SET TASK: In the entries below, count each line holding the word "plantering". Answer with the total alone.

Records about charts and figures
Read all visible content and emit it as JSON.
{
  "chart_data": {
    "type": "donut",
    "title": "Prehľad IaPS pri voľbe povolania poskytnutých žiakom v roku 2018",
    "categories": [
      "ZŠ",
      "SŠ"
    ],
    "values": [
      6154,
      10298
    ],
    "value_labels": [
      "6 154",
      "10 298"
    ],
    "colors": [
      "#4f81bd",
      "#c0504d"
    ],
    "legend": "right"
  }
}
...
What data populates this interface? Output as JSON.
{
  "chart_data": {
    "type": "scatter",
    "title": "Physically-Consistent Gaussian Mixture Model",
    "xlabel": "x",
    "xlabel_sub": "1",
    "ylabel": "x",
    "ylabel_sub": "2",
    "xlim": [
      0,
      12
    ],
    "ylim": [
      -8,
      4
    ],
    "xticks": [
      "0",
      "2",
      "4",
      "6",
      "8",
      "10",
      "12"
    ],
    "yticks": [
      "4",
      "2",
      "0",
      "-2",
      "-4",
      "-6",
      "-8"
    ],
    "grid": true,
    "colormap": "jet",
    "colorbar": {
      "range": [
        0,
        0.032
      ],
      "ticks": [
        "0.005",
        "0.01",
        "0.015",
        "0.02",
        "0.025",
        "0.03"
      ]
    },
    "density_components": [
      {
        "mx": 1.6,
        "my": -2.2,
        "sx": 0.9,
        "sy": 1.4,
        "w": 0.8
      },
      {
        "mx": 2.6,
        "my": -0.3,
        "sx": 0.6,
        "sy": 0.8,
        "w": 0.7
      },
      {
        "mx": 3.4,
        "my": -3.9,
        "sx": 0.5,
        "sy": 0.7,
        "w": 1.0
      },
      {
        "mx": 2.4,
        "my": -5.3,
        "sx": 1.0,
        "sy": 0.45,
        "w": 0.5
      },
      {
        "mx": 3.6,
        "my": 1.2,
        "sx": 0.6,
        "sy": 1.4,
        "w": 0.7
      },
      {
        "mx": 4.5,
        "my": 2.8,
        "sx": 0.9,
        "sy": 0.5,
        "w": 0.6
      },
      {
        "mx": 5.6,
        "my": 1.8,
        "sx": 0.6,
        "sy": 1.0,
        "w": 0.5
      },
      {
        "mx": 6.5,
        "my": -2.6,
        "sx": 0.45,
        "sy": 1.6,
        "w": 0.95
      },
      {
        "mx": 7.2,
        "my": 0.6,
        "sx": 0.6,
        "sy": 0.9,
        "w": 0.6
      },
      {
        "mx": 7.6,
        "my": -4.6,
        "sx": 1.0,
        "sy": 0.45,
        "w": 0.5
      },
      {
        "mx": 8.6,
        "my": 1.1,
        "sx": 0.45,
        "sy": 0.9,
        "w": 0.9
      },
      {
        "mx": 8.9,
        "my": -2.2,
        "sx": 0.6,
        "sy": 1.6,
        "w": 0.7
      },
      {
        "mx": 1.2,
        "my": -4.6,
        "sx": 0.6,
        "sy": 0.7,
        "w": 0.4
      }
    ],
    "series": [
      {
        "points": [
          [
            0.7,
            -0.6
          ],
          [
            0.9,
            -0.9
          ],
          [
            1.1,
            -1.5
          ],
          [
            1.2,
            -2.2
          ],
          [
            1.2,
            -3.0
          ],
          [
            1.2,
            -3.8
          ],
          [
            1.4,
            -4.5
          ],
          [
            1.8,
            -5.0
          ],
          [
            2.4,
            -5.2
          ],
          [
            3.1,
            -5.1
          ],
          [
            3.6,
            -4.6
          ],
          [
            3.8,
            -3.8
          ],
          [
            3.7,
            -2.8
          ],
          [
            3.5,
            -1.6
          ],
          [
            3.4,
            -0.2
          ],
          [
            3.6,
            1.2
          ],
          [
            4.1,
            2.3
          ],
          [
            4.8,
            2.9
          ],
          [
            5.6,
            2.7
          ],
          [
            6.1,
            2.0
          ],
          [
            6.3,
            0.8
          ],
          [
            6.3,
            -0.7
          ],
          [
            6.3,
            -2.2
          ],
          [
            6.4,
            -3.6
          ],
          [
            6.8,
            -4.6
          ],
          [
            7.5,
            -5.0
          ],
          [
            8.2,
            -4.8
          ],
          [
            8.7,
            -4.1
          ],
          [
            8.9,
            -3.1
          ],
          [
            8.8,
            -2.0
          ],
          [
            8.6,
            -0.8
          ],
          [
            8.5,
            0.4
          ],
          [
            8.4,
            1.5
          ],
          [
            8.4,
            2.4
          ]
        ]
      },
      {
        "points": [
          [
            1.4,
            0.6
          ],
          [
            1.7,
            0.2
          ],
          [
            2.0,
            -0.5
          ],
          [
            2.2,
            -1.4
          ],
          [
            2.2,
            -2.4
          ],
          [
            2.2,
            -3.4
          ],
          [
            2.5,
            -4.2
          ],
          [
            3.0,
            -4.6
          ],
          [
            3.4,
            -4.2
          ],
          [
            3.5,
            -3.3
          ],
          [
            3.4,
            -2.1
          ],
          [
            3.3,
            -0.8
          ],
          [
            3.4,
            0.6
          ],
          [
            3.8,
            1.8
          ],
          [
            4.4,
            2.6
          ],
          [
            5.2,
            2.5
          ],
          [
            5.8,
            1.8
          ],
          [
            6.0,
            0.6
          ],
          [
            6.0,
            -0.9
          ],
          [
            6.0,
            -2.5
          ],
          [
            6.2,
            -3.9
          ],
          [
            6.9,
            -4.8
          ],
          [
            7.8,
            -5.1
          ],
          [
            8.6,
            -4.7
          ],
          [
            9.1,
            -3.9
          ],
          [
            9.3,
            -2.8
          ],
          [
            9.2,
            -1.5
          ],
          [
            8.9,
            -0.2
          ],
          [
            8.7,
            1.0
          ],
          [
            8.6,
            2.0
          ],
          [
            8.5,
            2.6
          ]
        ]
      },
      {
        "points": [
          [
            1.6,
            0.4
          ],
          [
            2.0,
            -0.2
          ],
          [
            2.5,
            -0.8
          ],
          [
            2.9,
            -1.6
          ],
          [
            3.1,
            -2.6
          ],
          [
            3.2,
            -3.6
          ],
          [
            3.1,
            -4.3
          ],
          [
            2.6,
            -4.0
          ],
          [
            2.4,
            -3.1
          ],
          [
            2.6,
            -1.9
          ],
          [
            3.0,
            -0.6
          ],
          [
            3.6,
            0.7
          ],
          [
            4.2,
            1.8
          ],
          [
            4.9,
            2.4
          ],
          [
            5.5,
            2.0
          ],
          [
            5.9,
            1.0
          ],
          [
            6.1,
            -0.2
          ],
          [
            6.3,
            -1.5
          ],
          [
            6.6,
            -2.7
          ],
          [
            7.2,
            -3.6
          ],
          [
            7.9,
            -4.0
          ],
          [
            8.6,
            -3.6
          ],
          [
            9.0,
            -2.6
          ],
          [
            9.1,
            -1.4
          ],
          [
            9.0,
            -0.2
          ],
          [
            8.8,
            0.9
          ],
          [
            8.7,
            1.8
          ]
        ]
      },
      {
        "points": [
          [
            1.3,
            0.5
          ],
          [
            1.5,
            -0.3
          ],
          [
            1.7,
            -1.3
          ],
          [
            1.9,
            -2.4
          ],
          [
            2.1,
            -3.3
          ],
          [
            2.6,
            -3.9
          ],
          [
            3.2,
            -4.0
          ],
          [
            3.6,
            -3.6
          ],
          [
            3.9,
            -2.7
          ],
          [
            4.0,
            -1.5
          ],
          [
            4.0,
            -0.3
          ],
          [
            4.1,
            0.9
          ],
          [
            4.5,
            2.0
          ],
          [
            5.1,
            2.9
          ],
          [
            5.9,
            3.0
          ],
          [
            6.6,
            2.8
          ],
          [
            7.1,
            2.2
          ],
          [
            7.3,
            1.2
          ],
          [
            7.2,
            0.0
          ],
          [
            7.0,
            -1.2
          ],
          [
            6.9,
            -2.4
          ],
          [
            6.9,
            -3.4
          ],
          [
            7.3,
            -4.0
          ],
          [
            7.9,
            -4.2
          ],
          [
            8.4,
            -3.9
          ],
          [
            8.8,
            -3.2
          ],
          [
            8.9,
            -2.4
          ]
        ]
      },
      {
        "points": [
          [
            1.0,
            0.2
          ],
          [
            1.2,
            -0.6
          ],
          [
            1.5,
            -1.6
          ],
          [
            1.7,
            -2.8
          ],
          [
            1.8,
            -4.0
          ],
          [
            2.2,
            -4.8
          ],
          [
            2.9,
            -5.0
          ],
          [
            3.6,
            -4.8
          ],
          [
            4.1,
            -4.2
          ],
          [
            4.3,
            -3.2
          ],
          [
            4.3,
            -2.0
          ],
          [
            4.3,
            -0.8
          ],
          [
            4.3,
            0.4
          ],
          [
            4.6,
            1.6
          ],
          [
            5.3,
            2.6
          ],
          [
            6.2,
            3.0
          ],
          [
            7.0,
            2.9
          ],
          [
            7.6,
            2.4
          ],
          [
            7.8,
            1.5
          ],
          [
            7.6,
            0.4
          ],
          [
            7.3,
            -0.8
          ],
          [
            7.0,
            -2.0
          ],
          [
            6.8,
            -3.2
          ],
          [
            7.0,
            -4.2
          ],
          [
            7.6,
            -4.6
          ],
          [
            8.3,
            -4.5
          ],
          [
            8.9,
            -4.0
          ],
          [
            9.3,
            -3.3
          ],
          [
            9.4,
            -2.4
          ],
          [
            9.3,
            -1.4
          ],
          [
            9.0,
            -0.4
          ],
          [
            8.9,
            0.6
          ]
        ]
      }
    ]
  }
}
---
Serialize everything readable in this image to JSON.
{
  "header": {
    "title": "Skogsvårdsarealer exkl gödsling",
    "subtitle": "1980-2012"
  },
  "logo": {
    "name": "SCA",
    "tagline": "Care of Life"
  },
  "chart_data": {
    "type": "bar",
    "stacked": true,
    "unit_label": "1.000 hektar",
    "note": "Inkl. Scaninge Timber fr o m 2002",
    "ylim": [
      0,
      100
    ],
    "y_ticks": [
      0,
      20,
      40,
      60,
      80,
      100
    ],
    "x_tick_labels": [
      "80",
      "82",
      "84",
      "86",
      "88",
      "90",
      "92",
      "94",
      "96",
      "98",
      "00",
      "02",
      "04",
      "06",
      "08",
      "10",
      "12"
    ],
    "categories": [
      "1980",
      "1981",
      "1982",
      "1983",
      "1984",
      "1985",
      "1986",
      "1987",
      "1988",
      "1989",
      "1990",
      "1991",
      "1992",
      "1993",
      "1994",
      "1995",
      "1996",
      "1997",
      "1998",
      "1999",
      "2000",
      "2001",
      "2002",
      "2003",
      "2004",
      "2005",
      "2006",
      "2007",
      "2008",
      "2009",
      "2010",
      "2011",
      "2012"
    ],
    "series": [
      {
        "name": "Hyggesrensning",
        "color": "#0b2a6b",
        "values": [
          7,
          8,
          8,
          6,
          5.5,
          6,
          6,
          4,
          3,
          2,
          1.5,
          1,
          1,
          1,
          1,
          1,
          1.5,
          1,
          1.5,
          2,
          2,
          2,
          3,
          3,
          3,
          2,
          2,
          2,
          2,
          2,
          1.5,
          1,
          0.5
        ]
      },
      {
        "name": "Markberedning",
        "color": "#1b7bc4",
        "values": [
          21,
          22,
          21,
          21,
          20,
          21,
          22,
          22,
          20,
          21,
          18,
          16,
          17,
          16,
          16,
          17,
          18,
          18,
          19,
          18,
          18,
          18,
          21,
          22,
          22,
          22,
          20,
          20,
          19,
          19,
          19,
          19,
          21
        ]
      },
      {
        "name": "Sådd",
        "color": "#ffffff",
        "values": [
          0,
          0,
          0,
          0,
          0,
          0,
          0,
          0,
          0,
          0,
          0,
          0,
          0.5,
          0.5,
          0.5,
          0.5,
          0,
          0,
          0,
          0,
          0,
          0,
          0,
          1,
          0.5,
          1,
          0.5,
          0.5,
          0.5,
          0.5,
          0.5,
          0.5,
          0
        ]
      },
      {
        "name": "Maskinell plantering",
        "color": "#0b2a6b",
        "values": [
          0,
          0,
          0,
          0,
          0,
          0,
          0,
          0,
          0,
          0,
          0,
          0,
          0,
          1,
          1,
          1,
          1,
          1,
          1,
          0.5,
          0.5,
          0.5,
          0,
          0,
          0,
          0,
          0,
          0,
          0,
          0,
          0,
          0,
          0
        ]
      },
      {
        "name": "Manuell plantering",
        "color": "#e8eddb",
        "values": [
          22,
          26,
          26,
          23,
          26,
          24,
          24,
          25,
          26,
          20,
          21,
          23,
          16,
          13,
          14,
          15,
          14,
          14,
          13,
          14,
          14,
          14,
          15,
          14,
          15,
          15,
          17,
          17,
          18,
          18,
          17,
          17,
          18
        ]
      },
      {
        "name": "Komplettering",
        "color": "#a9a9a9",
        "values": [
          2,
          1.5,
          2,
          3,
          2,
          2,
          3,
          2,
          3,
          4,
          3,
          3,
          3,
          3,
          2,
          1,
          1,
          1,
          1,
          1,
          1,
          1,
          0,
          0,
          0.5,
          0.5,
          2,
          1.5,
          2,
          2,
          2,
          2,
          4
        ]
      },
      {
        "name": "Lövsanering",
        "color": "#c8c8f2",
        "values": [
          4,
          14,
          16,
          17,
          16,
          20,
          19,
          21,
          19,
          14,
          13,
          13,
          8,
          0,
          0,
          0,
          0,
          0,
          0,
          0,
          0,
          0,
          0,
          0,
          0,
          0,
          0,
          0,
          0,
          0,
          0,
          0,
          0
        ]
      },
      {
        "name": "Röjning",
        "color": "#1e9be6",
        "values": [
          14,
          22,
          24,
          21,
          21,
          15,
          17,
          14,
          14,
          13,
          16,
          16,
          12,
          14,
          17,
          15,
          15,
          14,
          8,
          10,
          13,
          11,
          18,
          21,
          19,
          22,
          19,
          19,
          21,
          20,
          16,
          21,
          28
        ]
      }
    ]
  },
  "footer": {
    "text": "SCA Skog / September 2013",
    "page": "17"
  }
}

SOLUTION TO THIS PROBLEM: 2